Figure dataset records:
┄┄┄┄┄┄
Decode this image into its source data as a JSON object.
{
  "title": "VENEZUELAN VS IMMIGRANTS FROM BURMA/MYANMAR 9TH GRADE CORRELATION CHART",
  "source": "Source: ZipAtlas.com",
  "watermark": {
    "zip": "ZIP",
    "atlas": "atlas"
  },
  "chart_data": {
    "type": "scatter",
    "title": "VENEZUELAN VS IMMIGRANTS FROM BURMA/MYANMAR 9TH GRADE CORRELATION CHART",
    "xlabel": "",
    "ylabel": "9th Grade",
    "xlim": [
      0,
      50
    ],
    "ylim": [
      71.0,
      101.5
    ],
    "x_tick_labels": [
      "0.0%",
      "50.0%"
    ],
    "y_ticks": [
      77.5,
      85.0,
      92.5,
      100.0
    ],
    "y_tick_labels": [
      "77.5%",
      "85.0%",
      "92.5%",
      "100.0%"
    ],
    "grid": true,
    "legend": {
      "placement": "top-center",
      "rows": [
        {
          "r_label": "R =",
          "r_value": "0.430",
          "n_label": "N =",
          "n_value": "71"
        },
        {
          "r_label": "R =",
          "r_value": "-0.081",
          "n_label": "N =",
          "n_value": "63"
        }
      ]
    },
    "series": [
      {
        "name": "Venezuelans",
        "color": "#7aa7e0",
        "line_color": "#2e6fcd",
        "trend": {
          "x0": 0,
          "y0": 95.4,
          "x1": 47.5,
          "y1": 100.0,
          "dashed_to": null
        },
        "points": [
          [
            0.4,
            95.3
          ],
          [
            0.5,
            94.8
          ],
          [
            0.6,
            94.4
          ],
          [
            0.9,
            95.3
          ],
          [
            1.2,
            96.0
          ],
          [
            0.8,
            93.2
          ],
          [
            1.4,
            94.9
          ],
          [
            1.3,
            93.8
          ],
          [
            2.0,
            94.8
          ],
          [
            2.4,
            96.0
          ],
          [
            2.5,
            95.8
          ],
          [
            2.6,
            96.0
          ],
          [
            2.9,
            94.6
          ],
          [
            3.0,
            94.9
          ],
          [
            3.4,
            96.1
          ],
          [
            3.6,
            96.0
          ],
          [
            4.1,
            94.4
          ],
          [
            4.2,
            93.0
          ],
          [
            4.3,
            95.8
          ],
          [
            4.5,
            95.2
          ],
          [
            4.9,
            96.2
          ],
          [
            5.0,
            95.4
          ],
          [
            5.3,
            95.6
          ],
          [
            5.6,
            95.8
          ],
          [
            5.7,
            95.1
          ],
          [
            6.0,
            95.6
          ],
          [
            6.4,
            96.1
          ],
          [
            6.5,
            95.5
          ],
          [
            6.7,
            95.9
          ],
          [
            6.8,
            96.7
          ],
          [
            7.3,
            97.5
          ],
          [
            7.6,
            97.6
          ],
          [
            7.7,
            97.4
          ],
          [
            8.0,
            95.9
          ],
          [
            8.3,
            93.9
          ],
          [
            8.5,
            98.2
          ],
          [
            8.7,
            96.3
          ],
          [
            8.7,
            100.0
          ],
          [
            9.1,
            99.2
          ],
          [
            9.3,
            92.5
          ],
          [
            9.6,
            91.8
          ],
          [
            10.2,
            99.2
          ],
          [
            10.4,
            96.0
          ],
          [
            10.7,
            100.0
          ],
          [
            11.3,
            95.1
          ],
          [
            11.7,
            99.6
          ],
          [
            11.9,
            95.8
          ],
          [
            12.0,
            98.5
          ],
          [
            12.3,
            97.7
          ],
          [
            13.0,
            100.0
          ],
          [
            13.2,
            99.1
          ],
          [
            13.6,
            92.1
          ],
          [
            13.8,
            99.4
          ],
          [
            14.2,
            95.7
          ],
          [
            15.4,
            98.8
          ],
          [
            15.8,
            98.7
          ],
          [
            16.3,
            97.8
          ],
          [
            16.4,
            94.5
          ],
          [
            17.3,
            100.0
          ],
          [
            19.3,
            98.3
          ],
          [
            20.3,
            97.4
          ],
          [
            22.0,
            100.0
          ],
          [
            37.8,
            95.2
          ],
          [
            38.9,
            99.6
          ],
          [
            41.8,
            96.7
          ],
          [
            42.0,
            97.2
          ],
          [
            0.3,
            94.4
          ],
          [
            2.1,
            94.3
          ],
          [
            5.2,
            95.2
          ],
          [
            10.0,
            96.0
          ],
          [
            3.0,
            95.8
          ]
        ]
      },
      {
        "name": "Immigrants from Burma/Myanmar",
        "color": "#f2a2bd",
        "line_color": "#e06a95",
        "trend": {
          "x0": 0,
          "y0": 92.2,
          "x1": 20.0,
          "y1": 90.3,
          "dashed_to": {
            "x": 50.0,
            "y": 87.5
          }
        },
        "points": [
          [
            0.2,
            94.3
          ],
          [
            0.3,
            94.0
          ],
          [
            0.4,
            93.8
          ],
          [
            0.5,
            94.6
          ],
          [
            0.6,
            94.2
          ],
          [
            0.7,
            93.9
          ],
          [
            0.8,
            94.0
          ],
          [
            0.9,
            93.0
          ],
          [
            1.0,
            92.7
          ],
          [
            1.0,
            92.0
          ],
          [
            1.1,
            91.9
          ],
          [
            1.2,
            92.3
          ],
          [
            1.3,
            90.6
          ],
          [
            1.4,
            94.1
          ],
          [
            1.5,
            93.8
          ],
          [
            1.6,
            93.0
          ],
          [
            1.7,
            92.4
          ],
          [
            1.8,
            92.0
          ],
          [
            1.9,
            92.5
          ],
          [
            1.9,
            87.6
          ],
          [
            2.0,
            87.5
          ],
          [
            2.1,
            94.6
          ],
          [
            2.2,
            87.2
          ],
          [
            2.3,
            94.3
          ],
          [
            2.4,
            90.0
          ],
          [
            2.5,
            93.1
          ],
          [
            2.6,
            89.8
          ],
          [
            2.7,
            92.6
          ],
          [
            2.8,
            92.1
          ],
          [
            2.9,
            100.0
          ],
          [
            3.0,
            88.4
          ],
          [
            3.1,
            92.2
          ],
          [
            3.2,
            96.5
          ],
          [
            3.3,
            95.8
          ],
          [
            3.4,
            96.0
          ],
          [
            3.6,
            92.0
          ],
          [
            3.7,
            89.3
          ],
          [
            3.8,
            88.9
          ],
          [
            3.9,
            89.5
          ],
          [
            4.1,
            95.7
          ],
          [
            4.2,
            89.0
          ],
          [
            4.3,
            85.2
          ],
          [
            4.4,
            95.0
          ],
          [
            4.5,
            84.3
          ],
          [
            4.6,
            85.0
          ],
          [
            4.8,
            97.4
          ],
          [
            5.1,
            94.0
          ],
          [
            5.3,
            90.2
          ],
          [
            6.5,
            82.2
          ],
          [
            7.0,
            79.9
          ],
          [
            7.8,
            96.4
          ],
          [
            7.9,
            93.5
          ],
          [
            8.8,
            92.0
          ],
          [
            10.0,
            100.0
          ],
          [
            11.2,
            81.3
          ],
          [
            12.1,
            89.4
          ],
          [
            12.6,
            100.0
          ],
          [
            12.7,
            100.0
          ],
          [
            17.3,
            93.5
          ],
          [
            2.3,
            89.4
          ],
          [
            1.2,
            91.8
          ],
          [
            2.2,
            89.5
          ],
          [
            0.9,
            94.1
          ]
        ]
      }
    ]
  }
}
┄┄┄┄┄┄
* Requirements: Copy out the whole listing exactly.

* Exercise response:
Decode this image into its source data as a JSON object.
{
  "title": "VENEZUELAN VS IMMIGRANTS FROM BURMA/MYANMAR 9TH GRADE CORRELATION CHART",
  "source": "Source: ZipAtlas.com",
  "watermark": {
    "zip": "ZIP",
    "atlas": "atlas"
  },
  "chart_data": {
    "type": "scatter",
    "title": "VENEZUELAN VS IMMIGRANTS FROM BURMA/MYANMAR 9TH GRADE CORRELATION CHART",
    "xlabel": "",
    "ylabel": "9th Grade",
    "xlim": [
      0,
      50
    ],
    "ylim": [
      71.0,
      101.5
    ],
    "x_tick_labels": [
      "0.0%",
      "50.0%"
    ],
    "y_ticks": [
      77.5,
      85.0,
      92.5,
      100.0
    ],
    "y_tick_labels": [
      "77.5%",
      "85.0%",
      "92.5%",
      "100.0%"
    ],
    "grid": true,
    "legend": {
      "placement": "top-center",
      "rows": [
        {
          "r_label": "R =",
          "r_value": "0.430",
          "n_label": "N =",
          "n_value": "71"
        },
        {
          "r_label": "R =",
          "r_value": "-0.081",
          "n_label": "N =",
          "n_value": "63"
        }
      ]
    },
    "series": [
      {
        "name": "Venezuelans",
        "color": "#7aa7e0",
        "line_color": "#2e6fcd",
        "trend": {
          "x0": 0,
          "y0": 95.4,
          "x1": 47.5,
          "y1": 100.0,
          "dashed_to": null
        },
        "points": [
          [
            0.4,
            95.3
          ],
          [
            0.5,
            94.8
          ],
          [
            0.6,
            94.4
          ],
          [
            0.9,
            95.3
          ],
          [
            1.2,
            96.0
          ],
          [
            0.8,
            93.2
          ],
          [
            1.4,
            94.9
          ],
          [
            1.3,
            93.8
          ],
          [
            2.0,
            94.8
          ],
          [
            2.4,
            96.0
          ],
          [
            2.5,
            95.8
          ],
          [
            2.6,
            96.0
          ],
          [
            2.9,
            94.6
          ],
          [
            3.0,
            94.9
          ],
          [
            3.4,
            96.1
          ],
          [
            3.6,
            96.0
          ],
          [
            4.1,
            94.4
          ],
          [
            4.2,
            93.0
          ],
          [
            4.3,
            95.8
          ],
          [
            4.5,
            95.2
          ],
          [
            4.9,
            96.2
          ],
          [
            5.0,
            95.4
          ],
          [
            5.3,
            95.6
          ],
          [
            5.6,
            95.8
          ],
          [
            5.7,
            95.1
          ],
          [
            6.0,
            95.6
          ],
          [
            6.4,
            96.1
          ],
          [
            6.5,
            95.5
          ],
          [
            6.7,
            95.9
          ],
          [
            6.8,
            96.7
          ],
          [
            7.3,
            97.5
          ],
          [
            7.6,
            97.6
          ],
          [
            7.7,
            97.4
          ],
          [
            8.0,
            95.9
          ],
          [
            8.3,
            93.9
          ],
          [
            8.5,
            98.2
          ],
          [
            8.7,
            96.3
          ],
          [
            8.7,
            100.0
          ],
          [
            9.1,
            99.2
          ],
          [
            9.3,
            92.5
          ],
          [
            9.6,
            91.8
          ],
          [
            10.2,
            99.2
          ],
          [
            10.4,
            96.0
          ],
          [
            10.7,
            100.0
          ],
          [
            11.3,
            95.1
          ],
          [
            11.7,
            99.6
          ],
          [
            11.9,
            95.8
          ],
          [
            12.0,
            98.5
          ],
          [
            12.3,
            97.7
          ],
          [
            13.0,
            100.0
          ],
          [
            13.2,
            99.1
          ],
          [
            13.6,
            92.1
          ],
          [
            13.8,
            99.4
          ],
          [
            14.2,
            95.7
          ],
          [
            15.4,
            98.8
          ],
          [
            15.8,
            98.7
          ],
          [
            16.3,
            97.8
          ],
          [
            16.4,
            94.5
          ],
          [
            17.3,
            100.0
          ],
          [
            19.3,
            98.3
          ],
          [
            20.3,
            97.4
          ],
          [
            22.0,
            100.0
          ],
          [
            37.8,
            95.2
          ],
          [
            38.9,
            99.6
          ],
          [
            41.8,
            96.7
          ],
          [
            42.0,
            97.2
          ],
          [
            0.3,
            94.4
          ],
          [
            2.1,
            94.3
          ],
          [
            5.2,
            95.2
          ],
          [
            10.0,
            96.0
          ],
          [
            3.0,
            95.8
          ]
        ]
      },
      {
        "name": "Immigrants from Burma/Myanmar",
        "color": "#f2a2bd",
        "line_color": "#e06a95",
        "trend": {
          "x0": 0,
          "y0": 92.2,
          "x1": 20.0,
          "y1": 90.3,
          "dashed_to": {
            "x": 50.0,
            "y": 87.5
          }
        },
        "points": [
          [
            0.2,
            94.3
          ],
          [
            0.3,
            94.0
          ],
          [
            0.4,
            93.8
          ],
          [
            0.5,
            94.6
          ],
          [
            0.6,
            94.2
          ],
          [
            0.7,
            93.9
          ],
          [
            0.8,
            94.0
          ],
          [
            0.9,
            93.0
          ],
          [
            1.0,
            92.7
          ],
          [
            1.0,
            92.0
          ],
          [
            1.1,
            91.9
          ],
          [
            1.2,
            92.3
          ],
          [
            1.3,
            90.6
          ],
          [
            1.4,
            94.1
          ],
          [
            1.5,
            93.8
          ],
          [
            1.6,
            93.0
          ],
          [
            1.7,
            92.4
          ],
          [
            1.8,
            92.0
          ],
          [
            1.9,
            92.5
          ],
          [
            1.9,
            87.6
          ],
          [
            2.0,
            87.5
          ],
          [
            2.1,
            94.6
          ],
          [
            2.2,
            87.2
          ],
          [
            2.3,
            94.3
          ],
          [
            2.4,
            90.0
          ],
          [
            2.5,
            93.1
          ],
          [
            2.6,
            89.8
          ],
          [
            2.7,
            92.6
          ],
          [
            2.8,
            92.1
          ],
          [
            2.9,
            100.0
          ],
          [
            3.0,
            88.4
          ],
          [
            3.1,
            92.2
          ],
          [
            3.2,
            96.5
          ],
          [
            3.3,
            95.8
          ],
          [
            3.4,
            96.0
          ],
          [
            3.6,
            92.0
          ],
          [
            3.7,
            89.3
          ],
          [
            3.8,
            88.9
          ],
          [
            3.9,
            89.5
          ],
          [
            4.1,
            95.7
          ],
          [
            4.2,
            89.0
          ],
          [
            4.3,
            85.2
          ],
          [
            4.4,
            95.0
          ],
          [
            4.5,
            84.3
          ],
          [
            4.6,
            85.0
          ],
          [
            4.8,
            97.4
          ],
          [
            5.1,
            94.0
          ],
          [
            5.3,
            90.2
          ],
          [
            6.5,
            82.2
          ],
          [
            7.0,
            79.9
          ],
          [
            7.8,
            96.4
          ],
          [
            7.9,
            93.5
          ],
          [
            8.8,
            92.0
          ],
          [
            10.0,
            100.0
          ],
          [
            11.2,
            81.3
          ],
          [
            12.1,
            89.4
          ],
          [
            12.6,
            100.0
          ],
          [
            12.7,
            100.0
          ],
          [
            17.3,
            93.5
          ],
          [
            2.3,
            89.4
          ],
          [
            1.2,
            91.8
          ],
          [
            2.2,
            89.5
          ],
          [
            0.9,
            94.1
          ]
        ]
      }
    ]
  }
}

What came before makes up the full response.